══ GIVEN ENTRIES ══
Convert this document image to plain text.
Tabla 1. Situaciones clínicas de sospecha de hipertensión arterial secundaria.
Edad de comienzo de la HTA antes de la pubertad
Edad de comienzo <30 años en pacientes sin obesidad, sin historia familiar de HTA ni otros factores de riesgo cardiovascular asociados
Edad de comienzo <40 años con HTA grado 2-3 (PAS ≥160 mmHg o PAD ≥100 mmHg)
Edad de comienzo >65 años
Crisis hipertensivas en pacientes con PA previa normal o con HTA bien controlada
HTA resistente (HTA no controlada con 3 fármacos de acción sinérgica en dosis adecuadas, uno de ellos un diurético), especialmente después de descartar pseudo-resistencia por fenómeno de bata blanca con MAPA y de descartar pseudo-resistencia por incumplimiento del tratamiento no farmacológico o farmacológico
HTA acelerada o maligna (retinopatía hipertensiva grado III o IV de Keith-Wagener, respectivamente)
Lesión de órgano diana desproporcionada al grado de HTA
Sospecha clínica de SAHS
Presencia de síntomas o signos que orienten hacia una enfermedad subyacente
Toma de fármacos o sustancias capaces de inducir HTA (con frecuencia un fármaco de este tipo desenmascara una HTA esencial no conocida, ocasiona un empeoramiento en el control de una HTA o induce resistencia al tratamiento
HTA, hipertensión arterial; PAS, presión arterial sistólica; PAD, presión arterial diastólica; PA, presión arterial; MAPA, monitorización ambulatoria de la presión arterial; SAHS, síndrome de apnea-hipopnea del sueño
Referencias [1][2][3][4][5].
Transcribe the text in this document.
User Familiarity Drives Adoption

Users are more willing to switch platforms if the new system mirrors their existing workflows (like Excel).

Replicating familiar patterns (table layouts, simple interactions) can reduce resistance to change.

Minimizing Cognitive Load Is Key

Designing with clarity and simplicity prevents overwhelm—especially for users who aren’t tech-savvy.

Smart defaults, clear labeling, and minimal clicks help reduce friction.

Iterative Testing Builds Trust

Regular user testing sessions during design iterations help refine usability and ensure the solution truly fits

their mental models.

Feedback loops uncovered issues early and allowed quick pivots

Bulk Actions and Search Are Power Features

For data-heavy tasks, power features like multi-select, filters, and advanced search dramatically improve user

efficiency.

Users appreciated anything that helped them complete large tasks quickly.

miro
═══
**DO THIS**
Extract the full listing and reproduce each line exactly.

**THE RESULT**
Convert this document image to plain text.
Tabla 1. Situaciones clínicas de sospecha de hipertensión arterial secundaria.
Edad de comienzo de la HTA antes de la pubertad
Edad de comienzo <30 años en pacientes sin obesidad, sin historia familiar de HTA ni otros factores de riesgo cardiovascular asociados
Edad de comienzo <40 años con HTA grado 2-3 (PAS ≥160 mmHg o PAD ≥100 mmHg)
Edad de comienzo >65 años
Crisis hipertensivas en pacientes con PA previa normal o con HTA bien controlada
HTA resistente (HTA no controlada con 3 fármacos de acción sinérgica en dosis adecuadas, uno de ellos un diurético), especialmente después de descartar pseudo-resistencia por fenómeno de bata blanca con MAPA y de descartar pseudo-resistencia por incumplimiento del tratamiento no farmacológico o farmacológico
HTA acelerada o maligna (retinopatía hipertensiva grado III o IV de Keith-Wagener, respectivamente)
Lesión de órgano diana desproporcionada al grado de HTA
Sospecha clínica de SAHS
Presencia de síntomas o signos que orienten hacia una enfermedad subyacente
Toma de fármacos o sustancias capaces de inducir HTA (con frecuencia un fármaco de este tipo desenmascara una HTA esencial no conocida, ocasiona un empeoramiento en el control de una HTA o induce resistencia al tratamiento
HTA, hipertensión arterial; PAS, presión arterial sistólica; PAD, presión arterial diastólica; PA, presión arterial; MAPA, monitorización ambulatoria de la presión arterial; SAHS, síndrome de apnea-hipopnea del sueño
Referencias [1][2][3][4][5].
Transcribe the text in this document.
User Familiarity Drives Adoption

Users are more willing to switch platforms if the new system mirrors their existing workflows (like Excel).

Replicating familiar patterns (table layouts, simple interactions) can reduce resistance to change.

Minimizing Cognitive Load Is Key

Designing with clarity and simplicity prevents overwhelm—especially for users who aren’t tech-savvy.

Smart defaults, clear labeling, and minimal clicks help reduce friction.

Iterative Testing Builds Trust

Regular user testing sessions during design iterations help refine usability and ensure the solution truly fits

their mental models.

Feedback loops uncovered issues early and allowed quick pivots

Bulk Actions and Search Are Power Features

For data-heavy tasks, power features like multi-select, filters, and advanced search dramatically improve user

efficiency.

Users appreciated anything that helped them complete large tasks quickly.

miro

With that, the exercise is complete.